● **WHAT THIS TASK INVOLVES**: Pull out every line from the listing that has the word "Aquafin".
- - -
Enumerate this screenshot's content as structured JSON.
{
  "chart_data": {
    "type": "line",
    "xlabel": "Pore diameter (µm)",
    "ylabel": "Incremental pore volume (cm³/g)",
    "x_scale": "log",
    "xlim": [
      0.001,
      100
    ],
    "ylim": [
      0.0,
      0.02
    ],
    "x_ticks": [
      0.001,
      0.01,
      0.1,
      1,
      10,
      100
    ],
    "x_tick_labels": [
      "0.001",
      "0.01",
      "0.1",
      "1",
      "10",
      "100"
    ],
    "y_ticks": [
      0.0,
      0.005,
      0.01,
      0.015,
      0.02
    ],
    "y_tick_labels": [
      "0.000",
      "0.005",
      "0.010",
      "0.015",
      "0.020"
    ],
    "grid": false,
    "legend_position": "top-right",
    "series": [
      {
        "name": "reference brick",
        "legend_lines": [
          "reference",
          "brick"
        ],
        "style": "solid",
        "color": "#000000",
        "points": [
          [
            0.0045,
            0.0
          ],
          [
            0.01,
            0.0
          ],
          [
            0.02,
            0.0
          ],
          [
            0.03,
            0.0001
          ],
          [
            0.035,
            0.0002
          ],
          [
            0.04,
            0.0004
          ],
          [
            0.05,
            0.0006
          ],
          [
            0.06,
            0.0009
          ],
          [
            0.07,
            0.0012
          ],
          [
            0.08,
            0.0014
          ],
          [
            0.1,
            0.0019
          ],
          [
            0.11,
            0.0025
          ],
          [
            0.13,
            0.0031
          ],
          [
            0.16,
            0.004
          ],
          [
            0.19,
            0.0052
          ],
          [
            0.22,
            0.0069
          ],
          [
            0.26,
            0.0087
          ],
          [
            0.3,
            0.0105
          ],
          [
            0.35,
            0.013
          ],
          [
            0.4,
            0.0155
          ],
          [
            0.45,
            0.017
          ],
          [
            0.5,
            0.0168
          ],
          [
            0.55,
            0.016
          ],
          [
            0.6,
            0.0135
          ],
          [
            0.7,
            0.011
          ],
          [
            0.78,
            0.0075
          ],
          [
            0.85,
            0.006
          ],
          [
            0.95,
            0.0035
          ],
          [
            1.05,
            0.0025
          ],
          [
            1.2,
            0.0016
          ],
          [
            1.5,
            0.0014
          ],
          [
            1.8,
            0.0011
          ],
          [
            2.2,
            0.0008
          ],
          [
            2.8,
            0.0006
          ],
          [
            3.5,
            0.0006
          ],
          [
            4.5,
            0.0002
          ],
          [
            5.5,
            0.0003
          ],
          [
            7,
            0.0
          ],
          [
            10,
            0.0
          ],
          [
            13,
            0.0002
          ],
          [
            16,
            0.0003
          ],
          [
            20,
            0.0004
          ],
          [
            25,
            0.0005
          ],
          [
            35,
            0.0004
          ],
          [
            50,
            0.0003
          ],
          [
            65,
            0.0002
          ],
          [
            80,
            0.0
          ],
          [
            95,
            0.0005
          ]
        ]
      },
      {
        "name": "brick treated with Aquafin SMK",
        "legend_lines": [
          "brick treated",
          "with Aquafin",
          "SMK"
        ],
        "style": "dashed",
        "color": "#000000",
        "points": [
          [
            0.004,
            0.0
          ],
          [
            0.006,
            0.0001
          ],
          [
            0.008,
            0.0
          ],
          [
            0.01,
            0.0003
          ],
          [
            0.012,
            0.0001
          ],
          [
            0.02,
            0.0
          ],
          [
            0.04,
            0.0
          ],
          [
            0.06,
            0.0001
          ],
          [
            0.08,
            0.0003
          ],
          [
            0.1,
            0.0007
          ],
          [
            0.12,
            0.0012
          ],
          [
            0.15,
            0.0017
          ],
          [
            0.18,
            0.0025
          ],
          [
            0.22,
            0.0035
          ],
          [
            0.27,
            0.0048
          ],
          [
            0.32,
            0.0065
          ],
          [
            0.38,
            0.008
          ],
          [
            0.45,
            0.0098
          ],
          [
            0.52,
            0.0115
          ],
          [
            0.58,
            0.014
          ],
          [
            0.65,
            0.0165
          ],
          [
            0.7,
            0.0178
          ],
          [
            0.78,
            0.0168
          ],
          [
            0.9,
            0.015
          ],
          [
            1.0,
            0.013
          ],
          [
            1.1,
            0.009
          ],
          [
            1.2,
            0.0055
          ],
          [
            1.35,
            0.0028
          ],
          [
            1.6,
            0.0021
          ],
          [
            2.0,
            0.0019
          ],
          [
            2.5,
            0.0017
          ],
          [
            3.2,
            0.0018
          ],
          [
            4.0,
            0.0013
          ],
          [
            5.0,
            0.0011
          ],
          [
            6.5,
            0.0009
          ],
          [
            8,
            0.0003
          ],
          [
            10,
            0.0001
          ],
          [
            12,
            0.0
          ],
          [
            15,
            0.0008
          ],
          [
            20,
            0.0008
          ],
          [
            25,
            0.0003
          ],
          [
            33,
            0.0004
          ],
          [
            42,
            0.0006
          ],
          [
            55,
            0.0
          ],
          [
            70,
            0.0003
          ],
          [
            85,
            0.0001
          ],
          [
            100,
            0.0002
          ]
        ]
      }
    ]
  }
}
- - -
● **RESULT**:
        "name": "brick treated with Aquafin SMK",
          "with Aquafin",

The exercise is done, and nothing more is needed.